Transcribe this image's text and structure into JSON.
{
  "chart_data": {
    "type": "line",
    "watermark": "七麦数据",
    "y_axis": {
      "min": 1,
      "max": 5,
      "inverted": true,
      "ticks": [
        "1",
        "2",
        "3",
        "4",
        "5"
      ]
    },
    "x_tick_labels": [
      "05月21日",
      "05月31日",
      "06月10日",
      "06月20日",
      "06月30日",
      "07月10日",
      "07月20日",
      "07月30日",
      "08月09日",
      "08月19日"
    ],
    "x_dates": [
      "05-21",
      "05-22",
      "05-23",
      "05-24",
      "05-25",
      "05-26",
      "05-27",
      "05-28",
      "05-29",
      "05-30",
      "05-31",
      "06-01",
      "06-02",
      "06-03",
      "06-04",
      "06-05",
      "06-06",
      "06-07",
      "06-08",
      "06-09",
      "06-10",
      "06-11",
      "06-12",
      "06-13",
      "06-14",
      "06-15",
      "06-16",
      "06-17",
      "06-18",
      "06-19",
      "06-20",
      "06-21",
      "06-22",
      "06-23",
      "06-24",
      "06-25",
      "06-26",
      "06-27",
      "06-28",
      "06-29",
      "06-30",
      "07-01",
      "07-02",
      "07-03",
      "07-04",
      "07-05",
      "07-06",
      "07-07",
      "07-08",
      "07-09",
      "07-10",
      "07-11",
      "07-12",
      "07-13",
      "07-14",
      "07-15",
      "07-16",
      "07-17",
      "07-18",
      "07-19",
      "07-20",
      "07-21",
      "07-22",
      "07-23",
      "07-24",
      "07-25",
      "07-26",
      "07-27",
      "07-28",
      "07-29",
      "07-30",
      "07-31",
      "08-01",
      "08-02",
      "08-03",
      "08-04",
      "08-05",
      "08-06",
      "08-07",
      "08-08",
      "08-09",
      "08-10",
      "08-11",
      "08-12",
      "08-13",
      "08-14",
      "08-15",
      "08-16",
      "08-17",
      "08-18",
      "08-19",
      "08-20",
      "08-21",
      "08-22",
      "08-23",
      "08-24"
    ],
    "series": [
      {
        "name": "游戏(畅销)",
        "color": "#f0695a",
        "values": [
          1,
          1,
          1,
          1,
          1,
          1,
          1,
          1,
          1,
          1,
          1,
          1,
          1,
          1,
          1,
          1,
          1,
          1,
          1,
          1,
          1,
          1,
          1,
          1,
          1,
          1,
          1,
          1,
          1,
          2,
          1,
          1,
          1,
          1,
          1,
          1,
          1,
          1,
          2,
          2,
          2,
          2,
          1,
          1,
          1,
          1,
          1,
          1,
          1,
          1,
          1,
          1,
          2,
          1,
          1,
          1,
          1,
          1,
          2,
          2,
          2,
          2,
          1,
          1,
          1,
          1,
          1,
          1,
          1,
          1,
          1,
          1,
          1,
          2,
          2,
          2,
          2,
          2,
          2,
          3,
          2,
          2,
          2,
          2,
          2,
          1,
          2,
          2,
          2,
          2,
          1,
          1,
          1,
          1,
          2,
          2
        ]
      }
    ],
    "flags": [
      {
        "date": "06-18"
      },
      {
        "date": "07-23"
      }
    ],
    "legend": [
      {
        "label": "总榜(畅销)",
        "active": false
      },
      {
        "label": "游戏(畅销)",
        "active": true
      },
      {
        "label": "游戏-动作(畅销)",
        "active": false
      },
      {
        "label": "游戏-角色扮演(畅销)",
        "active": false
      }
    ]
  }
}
_ _ _
STATED GOAL ::
Copy every record exactly as presented.

THE REPLY ::
Transcribe this image's text and structure into JSON.
{
  "chart_data": {
    "type": "line",
    "watermark": "七麦数据",
    "y_axis": {
      "min": 1,
      "max": 5,
      "inverted": true,
      "ticks": [
        "1",
        "2",
        "3",
        "4",
        "5"
      ]
    },
    "x_tick_labels": [
      "05月21日",
      "05月31日",
      "06月10日",
      "06月20日",
      "06月30日",
      "07月10日",
      "07月20日",
      "07月30日",
      "08月09日",
      "08月19日"
    ],
    "x_dates": [
      "05-21",
      "05-22",
      "05-23",
      "05-24",
      "05-25",
      "05-26",
      "05-27",
      "05-28",
      "05-29",
      "05-30",
      "05-31",
      "06-01",
      "06-02",
      "06-03",
      "06-04",
      "06-05",
      "06-06",
      "06-07",
      "06-08",
      "06-09",
      "06-10",
      "06-11",
      "06-12",
      "06-13",
      "06-14",
      "06-15",
      "06-16",
      "06-17",
      "06-18",
      "06-19",
      "06-20",
      "06-21",
      "06-22",
      "06-23",
      "06-24",
      "06-25",
      "06-26",
      "06-27",
      "06-28",
      "06-29",
      "06-30",
      "07-01",
      "07-02",
      "07-03",
      "07-04",
      "07-05",
      "07-06",
      "07-07",
      "07-08",
      "07-09",
      "07-10",
      "07-11",
      "07-12",
      "07-13",
      "07-14",
      "07-15",
      "07-16",
      "07-17",
      "07-18",
      "07-19",
      "07-20",
      "07-21",
      "07-22",
      "07-23",
      "07-24",
      "07-25",
      "07-26",
      "07-27",
      "07-28",
      "07-29",
      "07-30",
      "07-31",
      "08-01",
      "08-02",
      "08-03",
      "08-04",
      "08-05",
      "08-06",
      "08-07",
      "08-08",
      "08-09",
      "08-10",
      "08-11",
      "08-12",
      "08-13",
      "08-14",
      "08-15",
      "08-16",
      "08-17",
      "08-18",
      "08-19",
      "08-20",
      "08-21",
      "08-22",
      "08-23",
      "08-24"
    ],
    "series": [
      {
        "name": "游戏(畅销)",
        "color": "#f0695a",
        "values": [
          1,
          1,
          1,
          1,
          1,
          1,
          1,
          1,
          1,
          1,
          1,
          1,
          1,
          1,
          1,
          1,
          1,
          1,
          1,
          1,
          1,
          1,
          1,
          1,
          1,
          1,
          1,
          1,
          1,
          2,
          1,
          1,
          1,
          1,
          1,
          1,
          1,
          1,
          2,
          2,
          2,
          2,
          1,
          1,
          1,
          1,
          1,
          1,
          1,
          1,
          1,
          1,
          2,
          1,
          1,
          1,
          1,
          1,
          2,
          2,
          2,
          2,
          1,
          1,
          1,
          1,
          1,
          1,
          1,
          1,
          1,
          1,
          1,
          2,
          2,
          2,
          2,
          2,
          2,
          3,
          2,
          2,
          2,
          2,
          2,
          1,
          2,
          2,
          2,
          2,
          1,
          1,
          1,
          1,
          2,
          2
        ]
      }
    ],
    "flags": [
      {
        "date": "06-18"
      },
      {
        "date": "07-23"
      }
    ],
    "legend": [
      {
        "label": "总榜(畅销)",
        "active": false
      },
      {
        "label": "游戏(畅销)",
        "active": true
      },
      {
        "label": "游戏-动作(畅销)",
        "active": false
      },
      {
        "label": "游戏-角色扮演(畅销)",
        "active": false
      }
    ]
  }
}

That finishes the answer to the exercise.